## Stored items from a collection
>> START

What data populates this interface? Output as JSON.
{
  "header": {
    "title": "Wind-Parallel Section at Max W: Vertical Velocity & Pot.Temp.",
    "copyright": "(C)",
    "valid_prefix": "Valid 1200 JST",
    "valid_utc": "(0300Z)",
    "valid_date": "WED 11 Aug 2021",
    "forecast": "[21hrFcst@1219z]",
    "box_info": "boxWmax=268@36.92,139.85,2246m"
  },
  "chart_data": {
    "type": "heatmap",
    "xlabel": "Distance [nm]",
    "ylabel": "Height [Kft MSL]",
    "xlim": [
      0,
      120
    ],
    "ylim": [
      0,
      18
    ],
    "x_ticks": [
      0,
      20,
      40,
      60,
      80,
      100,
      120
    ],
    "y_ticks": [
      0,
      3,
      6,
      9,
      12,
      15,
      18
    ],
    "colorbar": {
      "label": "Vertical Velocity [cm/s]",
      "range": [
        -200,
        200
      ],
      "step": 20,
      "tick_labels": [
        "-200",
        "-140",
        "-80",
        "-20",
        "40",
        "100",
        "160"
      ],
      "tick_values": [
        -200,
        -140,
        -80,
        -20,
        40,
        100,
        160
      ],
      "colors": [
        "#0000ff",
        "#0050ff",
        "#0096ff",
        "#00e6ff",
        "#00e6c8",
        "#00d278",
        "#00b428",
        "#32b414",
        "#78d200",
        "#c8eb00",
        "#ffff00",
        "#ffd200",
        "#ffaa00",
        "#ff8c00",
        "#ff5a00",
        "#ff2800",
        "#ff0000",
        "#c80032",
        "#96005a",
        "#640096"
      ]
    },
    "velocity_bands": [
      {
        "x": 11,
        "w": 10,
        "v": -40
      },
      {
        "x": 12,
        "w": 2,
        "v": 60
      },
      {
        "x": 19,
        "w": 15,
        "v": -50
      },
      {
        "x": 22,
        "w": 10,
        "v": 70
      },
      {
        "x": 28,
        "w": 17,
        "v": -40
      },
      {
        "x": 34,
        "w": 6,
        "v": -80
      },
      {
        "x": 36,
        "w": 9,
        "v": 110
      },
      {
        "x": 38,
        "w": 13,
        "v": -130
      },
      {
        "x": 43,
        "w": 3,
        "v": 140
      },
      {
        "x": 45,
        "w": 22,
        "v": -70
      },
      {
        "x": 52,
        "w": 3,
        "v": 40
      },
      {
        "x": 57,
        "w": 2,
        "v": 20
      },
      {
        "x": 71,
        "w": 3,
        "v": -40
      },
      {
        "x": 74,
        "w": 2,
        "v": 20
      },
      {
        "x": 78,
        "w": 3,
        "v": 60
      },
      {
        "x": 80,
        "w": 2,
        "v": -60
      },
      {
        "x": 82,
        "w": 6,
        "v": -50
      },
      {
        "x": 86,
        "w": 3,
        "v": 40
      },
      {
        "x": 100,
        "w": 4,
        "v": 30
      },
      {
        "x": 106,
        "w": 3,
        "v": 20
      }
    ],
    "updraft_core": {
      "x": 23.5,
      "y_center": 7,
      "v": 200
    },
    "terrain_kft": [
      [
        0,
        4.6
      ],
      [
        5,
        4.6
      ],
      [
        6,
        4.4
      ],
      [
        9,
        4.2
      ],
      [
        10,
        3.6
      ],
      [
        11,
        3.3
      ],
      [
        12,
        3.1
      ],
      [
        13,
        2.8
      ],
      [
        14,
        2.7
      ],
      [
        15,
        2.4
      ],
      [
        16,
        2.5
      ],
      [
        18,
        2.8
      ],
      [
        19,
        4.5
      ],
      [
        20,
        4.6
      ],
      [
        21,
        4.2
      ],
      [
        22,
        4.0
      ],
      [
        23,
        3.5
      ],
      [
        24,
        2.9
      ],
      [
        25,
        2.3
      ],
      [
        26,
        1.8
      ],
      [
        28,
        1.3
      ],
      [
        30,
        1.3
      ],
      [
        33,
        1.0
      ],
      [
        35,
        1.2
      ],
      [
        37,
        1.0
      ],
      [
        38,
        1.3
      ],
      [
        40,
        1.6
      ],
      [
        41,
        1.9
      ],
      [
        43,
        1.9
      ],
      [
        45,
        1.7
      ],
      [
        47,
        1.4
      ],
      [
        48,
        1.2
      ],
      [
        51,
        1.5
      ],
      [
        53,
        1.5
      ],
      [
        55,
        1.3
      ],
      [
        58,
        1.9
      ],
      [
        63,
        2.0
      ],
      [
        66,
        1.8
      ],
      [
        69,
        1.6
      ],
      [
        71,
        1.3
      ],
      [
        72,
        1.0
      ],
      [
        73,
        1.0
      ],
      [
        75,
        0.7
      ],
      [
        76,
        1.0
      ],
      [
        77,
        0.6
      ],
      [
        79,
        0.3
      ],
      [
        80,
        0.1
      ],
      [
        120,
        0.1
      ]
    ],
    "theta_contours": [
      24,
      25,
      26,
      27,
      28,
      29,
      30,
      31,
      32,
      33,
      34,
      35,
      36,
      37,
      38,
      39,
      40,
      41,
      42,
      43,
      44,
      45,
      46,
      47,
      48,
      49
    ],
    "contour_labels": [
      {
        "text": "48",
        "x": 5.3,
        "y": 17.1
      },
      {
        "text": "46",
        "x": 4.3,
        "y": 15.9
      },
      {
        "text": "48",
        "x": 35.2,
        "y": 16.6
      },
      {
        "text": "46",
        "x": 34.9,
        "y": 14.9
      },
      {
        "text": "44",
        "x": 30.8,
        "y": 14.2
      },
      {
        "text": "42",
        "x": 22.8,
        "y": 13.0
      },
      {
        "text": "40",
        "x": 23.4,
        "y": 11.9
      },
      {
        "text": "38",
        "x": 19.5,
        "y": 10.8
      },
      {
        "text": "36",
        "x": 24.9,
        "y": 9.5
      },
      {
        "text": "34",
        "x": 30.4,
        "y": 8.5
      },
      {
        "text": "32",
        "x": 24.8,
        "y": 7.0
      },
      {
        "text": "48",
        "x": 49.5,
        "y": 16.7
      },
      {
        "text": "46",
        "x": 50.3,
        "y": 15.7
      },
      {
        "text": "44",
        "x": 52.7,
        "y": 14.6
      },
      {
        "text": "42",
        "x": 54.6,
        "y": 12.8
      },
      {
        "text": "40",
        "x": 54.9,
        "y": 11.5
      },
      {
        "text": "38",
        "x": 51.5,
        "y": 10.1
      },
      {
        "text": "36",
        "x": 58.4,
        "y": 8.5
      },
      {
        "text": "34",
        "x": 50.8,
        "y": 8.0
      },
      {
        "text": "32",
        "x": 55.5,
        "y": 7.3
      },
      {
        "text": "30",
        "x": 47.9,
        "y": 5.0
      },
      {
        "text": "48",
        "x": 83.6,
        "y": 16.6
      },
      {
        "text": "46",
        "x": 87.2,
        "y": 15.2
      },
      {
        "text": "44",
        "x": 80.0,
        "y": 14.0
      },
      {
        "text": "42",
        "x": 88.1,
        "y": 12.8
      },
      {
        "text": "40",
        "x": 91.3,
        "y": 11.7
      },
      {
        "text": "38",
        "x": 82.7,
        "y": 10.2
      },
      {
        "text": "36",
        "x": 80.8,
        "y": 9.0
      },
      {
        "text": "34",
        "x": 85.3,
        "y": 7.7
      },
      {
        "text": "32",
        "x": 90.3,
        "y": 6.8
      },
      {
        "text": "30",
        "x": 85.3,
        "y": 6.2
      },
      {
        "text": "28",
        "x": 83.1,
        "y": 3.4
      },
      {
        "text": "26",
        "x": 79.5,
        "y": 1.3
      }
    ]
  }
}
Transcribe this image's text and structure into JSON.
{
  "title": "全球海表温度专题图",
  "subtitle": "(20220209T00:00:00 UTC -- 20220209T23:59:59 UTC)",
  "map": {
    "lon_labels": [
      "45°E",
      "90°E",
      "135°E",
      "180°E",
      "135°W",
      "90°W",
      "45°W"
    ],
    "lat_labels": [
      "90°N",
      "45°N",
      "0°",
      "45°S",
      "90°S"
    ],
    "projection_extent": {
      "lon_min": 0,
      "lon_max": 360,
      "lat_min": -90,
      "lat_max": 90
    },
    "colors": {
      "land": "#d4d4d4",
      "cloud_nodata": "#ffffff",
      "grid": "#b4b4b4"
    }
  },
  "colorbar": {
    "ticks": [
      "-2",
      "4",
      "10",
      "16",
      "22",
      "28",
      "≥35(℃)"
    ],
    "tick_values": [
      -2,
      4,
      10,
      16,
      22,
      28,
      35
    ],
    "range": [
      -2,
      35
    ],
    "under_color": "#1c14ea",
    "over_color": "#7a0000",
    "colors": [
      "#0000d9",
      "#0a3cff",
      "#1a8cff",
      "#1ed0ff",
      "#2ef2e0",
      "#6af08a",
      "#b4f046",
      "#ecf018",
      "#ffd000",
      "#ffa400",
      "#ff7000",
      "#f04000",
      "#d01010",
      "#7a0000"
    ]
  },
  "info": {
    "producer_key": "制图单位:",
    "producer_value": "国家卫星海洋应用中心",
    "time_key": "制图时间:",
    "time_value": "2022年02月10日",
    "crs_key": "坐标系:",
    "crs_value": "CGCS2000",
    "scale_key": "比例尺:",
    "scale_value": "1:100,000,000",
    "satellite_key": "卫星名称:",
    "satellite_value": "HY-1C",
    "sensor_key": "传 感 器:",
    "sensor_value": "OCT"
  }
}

>> END

Answer only with how many lines in the records include "this".

2